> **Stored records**
******

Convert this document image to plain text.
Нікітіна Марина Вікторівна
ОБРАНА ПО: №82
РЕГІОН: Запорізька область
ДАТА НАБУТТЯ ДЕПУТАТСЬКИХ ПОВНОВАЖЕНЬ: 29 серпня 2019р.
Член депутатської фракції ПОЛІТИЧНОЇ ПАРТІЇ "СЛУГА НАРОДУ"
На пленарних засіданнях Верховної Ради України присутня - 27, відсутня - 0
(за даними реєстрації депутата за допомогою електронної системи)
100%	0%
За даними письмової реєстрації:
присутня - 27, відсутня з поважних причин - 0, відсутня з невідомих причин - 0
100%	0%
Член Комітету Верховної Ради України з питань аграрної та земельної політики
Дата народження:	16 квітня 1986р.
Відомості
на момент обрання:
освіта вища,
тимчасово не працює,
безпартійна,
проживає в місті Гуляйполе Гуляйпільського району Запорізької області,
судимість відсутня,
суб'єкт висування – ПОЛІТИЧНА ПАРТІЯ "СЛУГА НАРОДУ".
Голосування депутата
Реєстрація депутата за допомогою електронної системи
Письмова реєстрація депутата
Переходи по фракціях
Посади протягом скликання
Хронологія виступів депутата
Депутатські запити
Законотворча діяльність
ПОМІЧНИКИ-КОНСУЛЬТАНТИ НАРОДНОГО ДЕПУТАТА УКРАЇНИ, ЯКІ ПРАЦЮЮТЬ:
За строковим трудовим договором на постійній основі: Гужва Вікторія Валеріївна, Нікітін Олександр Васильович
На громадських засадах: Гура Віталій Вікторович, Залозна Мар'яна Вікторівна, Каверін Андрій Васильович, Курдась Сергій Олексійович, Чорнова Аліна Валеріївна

******

> **TASK OBJECTIVE**
Lines containing the word "НАРОДУ" are to be counted in the listing; state their number alone.

> **ANSWER TO THIS TASK**
2